(ESTRATTO DELLA PAGINA)
★ ★ ★ ★

Il giudice per le indagini preliminari ha recepito 113 delle 116 richieste di archiviazione che la Procura di Roma aveva chiesto in merito all’inchiesta Mafia Capitale. Tra queste archiviazioni ci sono anche quelle che riguardano l’ex sindaco della Capitale Gianni Alemanno e il presidente della Regione Lazio Nicola Zingaretti. In tutti i casi le posizioni sarebbero state archiviate in quando prive di elementi idonei a sostenere l’accusa in giudizio.

Nicola Zingaretti era stato incluso nelle indagini per i reati di corruzione e turbativa d’asta, indagini che erano partite in seguito ad alcune dichiarazioni di Buzzi su cui però i pubblici ministeri non hanno trovato alcun riscontro. Per quanto riguarda Gianni Alemanno, invece, le accuse all’interno dell’inchiesta erano di associazione di stampo mafioso, anche queste cadute.

★ ★ ★ ★

(Dati di origine)
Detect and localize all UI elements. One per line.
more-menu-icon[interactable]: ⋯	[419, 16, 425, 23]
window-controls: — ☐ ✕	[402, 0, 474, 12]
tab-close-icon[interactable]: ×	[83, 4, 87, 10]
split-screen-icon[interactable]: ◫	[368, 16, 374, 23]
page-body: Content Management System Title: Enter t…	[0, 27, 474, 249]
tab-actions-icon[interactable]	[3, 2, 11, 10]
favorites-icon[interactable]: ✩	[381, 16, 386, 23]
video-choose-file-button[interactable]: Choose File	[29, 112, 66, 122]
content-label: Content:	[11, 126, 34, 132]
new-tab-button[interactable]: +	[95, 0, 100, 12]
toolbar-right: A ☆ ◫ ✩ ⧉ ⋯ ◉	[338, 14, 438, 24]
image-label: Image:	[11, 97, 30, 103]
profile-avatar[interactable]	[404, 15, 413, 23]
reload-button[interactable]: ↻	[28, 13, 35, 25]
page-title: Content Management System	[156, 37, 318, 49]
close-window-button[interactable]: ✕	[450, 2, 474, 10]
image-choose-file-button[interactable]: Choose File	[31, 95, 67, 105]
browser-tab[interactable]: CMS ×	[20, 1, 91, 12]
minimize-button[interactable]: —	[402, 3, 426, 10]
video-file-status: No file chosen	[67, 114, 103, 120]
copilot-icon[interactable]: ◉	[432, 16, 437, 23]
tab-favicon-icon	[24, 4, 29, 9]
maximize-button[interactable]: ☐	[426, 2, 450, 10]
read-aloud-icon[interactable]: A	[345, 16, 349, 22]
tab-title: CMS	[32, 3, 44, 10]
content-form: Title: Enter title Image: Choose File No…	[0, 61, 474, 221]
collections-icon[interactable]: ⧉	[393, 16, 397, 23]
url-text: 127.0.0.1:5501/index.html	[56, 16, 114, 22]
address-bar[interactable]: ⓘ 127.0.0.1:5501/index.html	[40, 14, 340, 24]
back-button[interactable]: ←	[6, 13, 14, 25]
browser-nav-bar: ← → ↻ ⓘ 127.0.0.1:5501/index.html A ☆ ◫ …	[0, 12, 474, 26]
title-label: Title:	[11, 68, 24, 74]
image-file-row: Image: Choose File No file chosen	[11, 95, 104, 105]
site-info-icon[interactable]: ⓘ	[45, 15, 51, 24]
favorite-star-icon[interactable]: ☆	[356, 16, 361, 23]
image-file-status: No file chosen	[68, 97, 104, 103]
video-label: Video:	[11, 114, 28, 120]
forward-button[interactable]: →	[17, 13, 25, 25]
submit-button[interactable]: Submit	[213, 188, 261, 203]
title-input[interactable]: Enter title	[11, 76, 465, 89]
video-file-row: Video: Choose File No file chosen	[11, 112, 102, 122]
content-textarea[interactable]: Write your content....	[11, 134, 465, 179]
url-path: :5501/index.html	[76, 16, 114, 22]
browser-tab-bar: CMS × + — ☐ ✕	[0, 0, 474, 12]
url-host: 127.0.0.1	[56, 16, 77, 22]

★ ★ ★ ★

(COMPITI DA SVOLGERE)
a - Risponda alle seguenti domande sul testo relativo all'inchiesta Mafia Capitale:
(i) Quante richieste di archiviazione ha recepito il giudice per le indagini preliminari?
(ii) Per quali reati era stato indagato Nicola Zingaretti?
(iii) Di quale reato era accusato Gianni Alemanno?
b - Elenchi tutti i reati menzionati nel testo relativo all'inchiesta Mafia Capitale.
c - Prosegua il testo relativo all'inchiesta Mafia Capitale, riprendendo subito dopo la sua ultima frase.

(RISPOSTE FORNITE)
a -
(i) 113 delle 116 richieste avanzate dalla Procura di Roma.
(ii) Corruzione e turbativa d'asta.
(iii) Associazione di stampo mafioso.

b -
- Corruzione
- Turbativa d'asta
- Associazione di stampo mafioso

c -
Oltre a Zingaretti e ad Alemanno, per l’inchiesta Mafia Capitale sono state archiviate le posizione, fra le altre, dell’ex capo di gabinetto Maurizio Venafro (indagato per l’accusa di corruzione); sono cadute le accuse per Luca Panrasi, Eugenio Patané, Alessandro Cochi, Ernesto Diotallevi; sono state archiviate anche alcune ipotesi di reato per soggetti sotto processo come Salvatore Buzzi, Massimo Carminati e Mirko Coratti.

Archiviazione anche per Sabrina Alfonsini – ex presidente del primo municipio di Roma -, Daniele leodori – presidente del Consiglio regionale -, Riccardo Mancini e Antonio Lucarelli – collaboratori dell’ex sindaco. Stesso provvedimento per gli avvocati penalisti Paolo Dell’Anno, Domenico Leto e Michelangelo Curti

Le tre richieste di archiviazione respinte per l’indagine Mafia Capitale sono invece quelle che riguardano l’imprenditore Salvatore Forlenza (ex consigliere comunale), Luca Giansanti e Alfredo Ferrari.